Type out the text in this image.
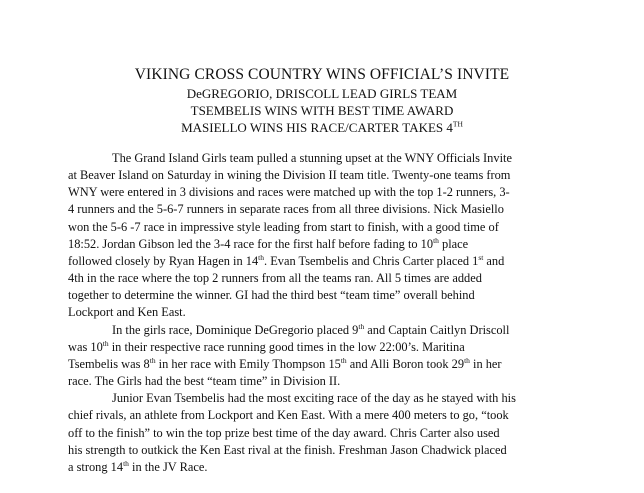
VIKING CROSS COUNTRY WINS OFFICIAL’S INVITE
DeGREGORIO, DRISCOLL LEAD GIRLS TEAM
TSEMBELIS WINS WITH BEST TIME AWARD
MASIELLO WINS HIS RACE/CARTER TAKES 4TH
The Grand Island Girls team pulled a stunning upset at the WNY Officials Invite
at Beaver Island on Saturday in wining the Division II team title. Twenty-one teams from
WNY were entered in 3 divisions and races were matched up with the top 1-2 runners, 3-
4 runners and the 5-6-7 runners in separate races from all three divisions. Nick Masiello
won the 5-6 -7 race in impressive style leading from start to finish, with a good time of
18:52. Jordan Gibson led the 3-4 race for the first half before fading to 10th place
followed closely by Ryan Hagen in 14th. Evan Tsembelis and Chris Carter placed 1st and
4th in the race where the top 2 runners from all the teams ran. All 5 times are added
together to determine the winner. GI had the third best “team time” overall behind
Lockport and Ken East.
In the girls race, Dominique DeGregorio placed 9th and Captain Caitlyn Driscoll
was 10th in their respective race running good times in the low 22:00’s. Maritina
Tsembelis was 8th in her race with Emily Thompson 15th and Alli Boron took 29th in her
race. The Girls had the best “team time” in Division II.
Junior Evan Tsembelis had the most exciting race of the day as he stayed with his
chief rivals, an athlete from Lockport and Ken East. With a mere 400 meters to go, “took
off to the finish” to win the top prize best time of the day award. Chris Carter also used
his strength to outkick the Ken East rival at the finish. Freshman Jason Chadwick placed
a strong 14th in the JV Race.
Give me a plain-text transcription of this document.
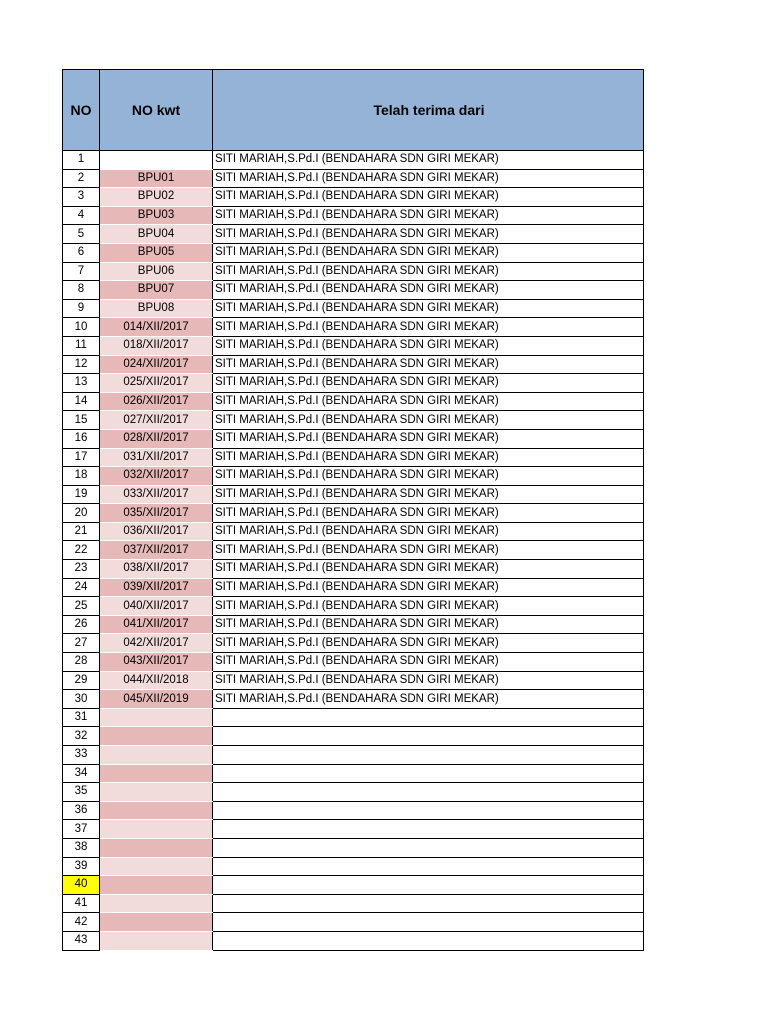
NO	NO kwt	Telah terima dari
1		SITI MARIAH,S.Pd.I (BENDAHARA SDN GIRI MEKAR)
2	BPU01	SITI MARIAH,S.Pd.I (BENDAHARA SDN GIRI MEKAR)
3	BPU02	SITI MARIAH,S.Pd.I (BENDAHARA SDN GIRI MEKAR)
4	BPU03	SITI MARIAH,S.Pd.I (BENDAHARA SDN GIRI MEKAR)
5	BPU04	SITI MARIAH,S.Pd.I (BENDAHARA SDN GIRI MEKAR)
6	BPU05	SITI MARIAH,S.Pd.I (BENDAHARA SDN GIRI MEKAR)
7	BPU06	SITI MARIAH,S.Pd.I (BENDAHARA SDN GIRI MEKAR)
8	BPU07	SITI MARIAH,S.Pd.I (BENDAHARA SDN GIRI MEKAR)
9	BPU08	SITI MARIAH,S.Pd.I (BENDAHARA SDN GIRI MEKAR)
10	014/XII/2017	SITI MARIAH,S.Pd.I (BENDAHARA SDN GIRI MEKAR)
11	018/XII/2017	SITI MARIAH,S.Pd.I (BENDAHARA SDN GIRI MEKAR)
12	024/XII/2017	SITI MARIAH,S.Pd.I (BENDAHARA SDN GIRI MEKAR)
13	025/XII/2017	SITI MARIAH,S.Pd.I (BENDAHARA SDN GIRI MEKAR)
14	026/XII/2017	SITI MARIAH,S.Pd.I (BENDAHARA SDN GIRI MEKAR)
15	027/XII/2017	SITI MARIAH,S.Pd.I (BENDAHARA SDN GIRI MEKAR)
16	028/XII/2017	SITI MARIAH,S.Pd.I (BENDAHARA SDN GIRI MEKAR)
17	031/XII/2017	SITI MARIAH,S.Pd.I (BENDAHARA SDN GIRI MEKAR)
18	032/XII/2017	SITI MARIAH,S.Pd.I (BENDAHARA SDN GIRI MEKAR)
19	033/XII/2017	SITI MARIAH,S.Pd.I (BENDAHARA SDN GIRI MEKAR)
20	035/XII/2017	SITI MARIAH,S.Pd.I (BENDAHARA SDN GIRI MEKAR)
21	036/XII/2017	SITI MARIAH,S.Pd.I (BENDAHARA SDN GIRI MEKAR)
22	037/XII/2017	SITI MARIAH,S.Pd.I (BENDAHARA SDN GIRI MEKAR)
23	038/XII/2017	SITI MARIAH,S.Pd.I (BENDAHARA SDN GIRI MEKAR)
24	039/XII/2017	SITI MARIAH,S.Pd.I (BENDAHARA SDN GIRI MEKAR)
25	040/XII/2017	SITI MARIAH,S.Pd.I (BENDAHARA SDN GIRI MEKAR)
26	041/XII/2017	SITI MARIAH,S.Pd.I (BENDAHARA SDN GIRI MEKAR)
27	042/XII/2017	SITI MARIAH,S.Pd.I (BENDAHARA SDN GIRI MEKAR)
28	043/XII/2017	SITI MARIAH,S.Pd.I (BENDAHARA SDN GIRI MEKAR)
29	044/XII/2018	SITI MARIAH,S.Pd.I (BENDAHARA SDN GIRI MEKAR)
30	045/XII/2019	SITI MARIAH,S.Pd.I (BENDAHARA SDN GIRI MEKAR)
31		
32		
33		
34		
35		
36		
37		
38		
39		
40		
41		
42		
43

^^^^^^^^

Copy the entries exactly. Leave out the images.

Type out the text in this image.
VIKING CROSS COUNTRY WINS OFFICIAL’S INVITE
DeGREGORIO, DRISCOLL LEAD GIRLS TEAM
TSEMBELIS WINS WITH BEST TIME AWARD
MASIELLO WINS HIS RACE/CARTER TAKES 4TH
The Grand Island Girls team pulled a stunning upset at the WNY Officials Invite
at Beaver Island on Saturday in wining the Division II team title. Twenty-one teams from
WNY were entered in 3 divisions and races were matched up with the top 1-2 runners, 3-
4 runners and the 5-6-7 runners in separate races from all three divisions. Nick Masiello
won the 5-6 -7 race in impressive style leading from start to finish, with a good time of
18:52. Jordan Gibson led the 3-4 race for the first half before fading to 10th place
followed closely by Ryan Hagen in 14th. Evan Tsembelis and Chris Carter placed 1st and
4th in the race where the top 2 runners from all the teams ran. All 5 times are added
together to determine the winner. GI had the third best “team time” overall behind
Lockport and Ken East.
In the girls race, Dominique DeGregorio placed 9th and Captain Caitlyn Driscoll
was 10th in their respective race running good times in the low 22:00’s. Maritina
Tsembelis was 8th in her race with Emily Thompson 15th and Alli Boron took 29th in her
race. The Girls had the best “team time” in Division II.
Junior Evan Tsembelis had the most exciting race of the day as he stayed with his
chief rivals, an athlete from Lockport and Ken East. With a mere 400 meters to go, “took
off to the finish” to win the top prize best time of the day award. Chris Carter also used
his strength to outkick the Ken East rival at the finish. Freshman Jason Chadwick placed
a strong 14th in the JV Race.
Give me a plain-text transcription of this document.
NO	NO kwt	Telah terima dari
1		SITI MARIAH,S.Pd.I (BENDAHARA SDN GIRI MEKAR)
2	BPU01	SITI MARIAH,S.Pd.I (BENDAHARA SDN GIRI MEKAR)
3	BPU02	SITI MARIAH,S.Pd.I (BENDAHARA SDN GIRI MEKAR)
4	BPU03	SITI MARIAH,S.Pd.I (BENDAHARA SDN GIRI MEKAR)
5	BPU04	SITI MARIAH,S.Pd.I (BENDAHARA SDN GIRI MEKAR)
6	BPU05	SITI MARIAH,S.Pd.I (BENDAHARA SDN GIRI MEKAR)
7	BPU06	SITI MARIAH,S.Pd.I (BENDAHARA SDN GIRI MEKAR)
8	BPU07	SITI MARIAH,S.Pd.I (BENDAHARA SDN GIRI MEKAR)
9	BPU08	SITI MARIAH,S.Pd.I (BENDAHARA SDN GIRI MEKAR)
10	014/XII/2017	SITI MARIAH,S.Pd.I (BENDAHARA SDN GIRI MEKAR)
11	018/XII/2017	SITI MARIAH,S.Pd.I (BENDAHARA SDN GIRI MEKAR)
12	024/XII/2017	SITI MARIAH,S.Pd.I (BENDAHARA SDN GIRI MEKAR)
13	025/XII/2017	SITI MARIAH,S.Pd.I (BENDAHARA SDN GIRI MEKAR)
14	026/XII/2017	SITI MARIAH,S.Pd.I (BENDAHARA SDN GIRI MEKAR)
15	027/XII/2017	SITI MARIAH,S.Pd.I (BENDAHARA SDN GIRI MEKAR)
16	028/XII/2017	SITI MARIAH,S.Pd.I (BENDAHARA SDN GIRI MEKAR)
17	031/XII/2017	SITI MARIAH,S.Pd.I (BENDAHARA SDN GIRI MEKAR)
18	032/XII/2017	SITI MARIAH,S.Pd.I (BENDAHARA SDN GIRI MEKAR)
19	033/XII/2017	SITI MARIAH,S.Pd.I (BENDAHARA SDN GIRI MEKAR)
20	035/XII/2017	SITI MARIAH,S.Pd.I (BENDAHARA SDN GIRI MEKAR)
21	036/XII/2017	SITI MARIAH,S.Pd.I (BENDAHARA SDN GIRI MEKAR)
22	037/XII/2017	SITI MARIAH,S.Pd.I (BENDAHARA SDN GIRI MEKAR)
23	038/XII/2017	SITI MARIAH,S.Pd.I (BENDAHARA SDN GIRI MEKAR)
24	039/XII/2017	SITI MARIAH,S.Pd.I (BENDAHARA SDN GIRI MEKAR)
25	040/XII/2017	SITI MARIAH,S.Pd.I (BENDAHARA SDN GIRI MEKAR)
26	041/XII/2017	SITI MARIAH,S.Pd.I (BENDAHARA SDN GIRI MEKAR)
27	042/XII/2017	SITI MARIAH,S.Pd.I (BENDAHARA SDN GIRI MEKAR)
28	043/XII/2017	SITI MARIAH,S.Pd.I (BENDAHARA SDN GIRI MEKAR)
29	044/XII/2018	SITI MARIAH,S.Pd.I (BENDAHARA SDN GIRI MEKAR)
30	045/XII/2019	SITI MARIAH,S.Pd.I (BENDAHARA SDN GIRI MEKAR)
31		
32		
33		
34		
35		
36		
37		
38		
39		
40		
41		
42		
43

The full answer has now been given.